• [What to produce]:
Omit all pictures and give the records below again exactly as written.
___ Data for this exercise ___
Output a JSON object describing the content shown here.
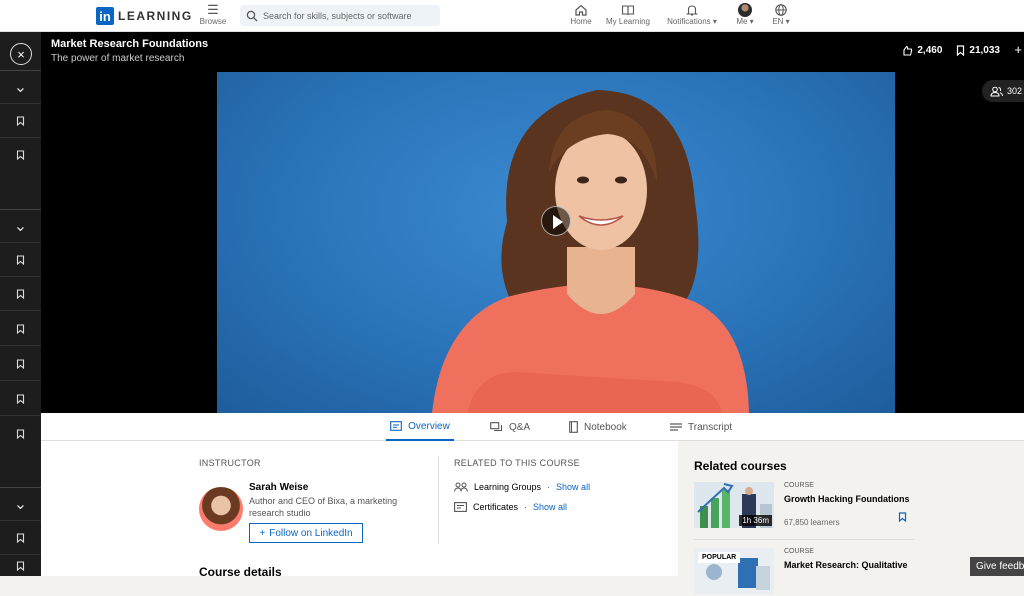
{
  "topnav": {
    "logo_in": "in",
    "logo_word": "LEARNING",
    "browse_label": "Browse",
    "search_placeholder": "Search for skills, subjects or software",
    "home_label": "Home",
    "my_learning_label": "My Learning",
    "notifications_label": "Notifications",
    "me_label": "Me",
    "lang_label": "EN"
  },
  "video": {
    "title": "Market Research Foundations",
    "subtitle": "The power of market research",
    "likes": "2,460",
    "saves": "21,033",
    "viewers": "302"
  },
  "tabs": [
    {
      "label": "Overview",
      "icon": "overview-icon"
    },
    {
      "label": "Q&A",
      "icon": "qa-icon"
    },
    {
      "label": "Notebook",
      "icon": "notebook-icon"
    },
    {
      "label": "Transcript",
      "icon": "transcript-icon"
    }
  ],
  "overview": {
    "instructor_heading": "INSTRUCTOR",
    "instructor_name": "Sarah Weise",
    "instructor_role": "Author and CEO of Bixa, a marketing research studio",
    "follow_label": "Follow on LinkedIn",
    "related_heading": "RELATED TO THIS COURSE",
    "related": [
      {
        "label": "Learning Groups",
        "link": "Show all",
        "sep": "·"
      },
      {
        "label": "Certificates",
        "link": "Show all",
        "sep": "·"
      }
    ],
    "details_heading": "Course details"
  },
  "related_courses": {
    "heading": "Related courses",
    "items": [
      {
        "kind": "COURSE",
        "title": "Growth Hacking Foundations",
        "duration": "1h 36m",
        "learners": "67,850 learners"
      },
      {
        "kind": "COURSE",
        "title": "Market Research: Qualitative",
        "badge": "POPULAR"
      }
    ]
  },
  "feedback_label": "Give feedback",
  "colors": {
    "accent": "#0a66c2",
    "rail": "#1d1d1d",
    "stage_blue": "#2a73b9"
  }
}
___
• [Answer to this problem]:
Output a JSON object describing the content shown here.
{
  "topnav": {
    "logo_in": "in",
    "logo_word": "LEARNING",
    "browse_label": "Browse",
    "search_placeholder": "Search for skills, subjects or software",
    "home_label": "Home",
    "my_learning_label": "My Learning",
    "notifications_label": "Notifications",
    "me_label": "Me",
    "lang_label": "EN"
  },
  "video": {
    "title": "Market Research Foundations",
    "subtitle": "The power of market research",
    "likes": "2,460",
    "saves": "21,033",
    "viewers": "302"
  },
  "tabs": [
    {
      "label": "Overview",
      "icon": "overview-icon"
    },
    {
      "label": "Q&A",
      "icon": "qa-icon"
    },
    {
      "label": "Notebook",
      "icon": "notebook-icon"
    },
    {
      "label": "Transcript",
      "icon": "transcript-icon"
    }
  ],
  "overview": {
    "instructor_heading": "INSTRUCTOR",
    "instructor_name": "Sarah Weise",
    "instructor_role": "Author and CEO of Bixa, a marketing research studio",
    "follow_label": "Follow on LinkedIn",
    "related_heading": "RELATED TO THIS COURSE",
    "related": [
      {
        "label": "Learning Groups",
        "link": "Show all",
        "sep": "·"
      },
      {
        "label": "Certificates",
        "link": "Show all",
        "sep": "·"
      }
    ],
    "details_heading": "Course details"
  },
  "related_courses": {
    "heading": "Related courses",
    "items": [
      {
        "kind": "COURSE",
        "title": "Growth Hacking Foundations",
        "duration": "1h 36m",
        "learners": "67,850 learners"
      },
      {
        "kind": "COURSE",
        "title": "Market Research: Qualitative",
        "badge": "POPULAR"
      }
    ]
  },
  "feedback_label": "Give feedback",
  "colors": {
    "accent": "#0a66c2",
    "rail": "#1d1d1d",
    "stage_blue": "#2a73b9"
  }
}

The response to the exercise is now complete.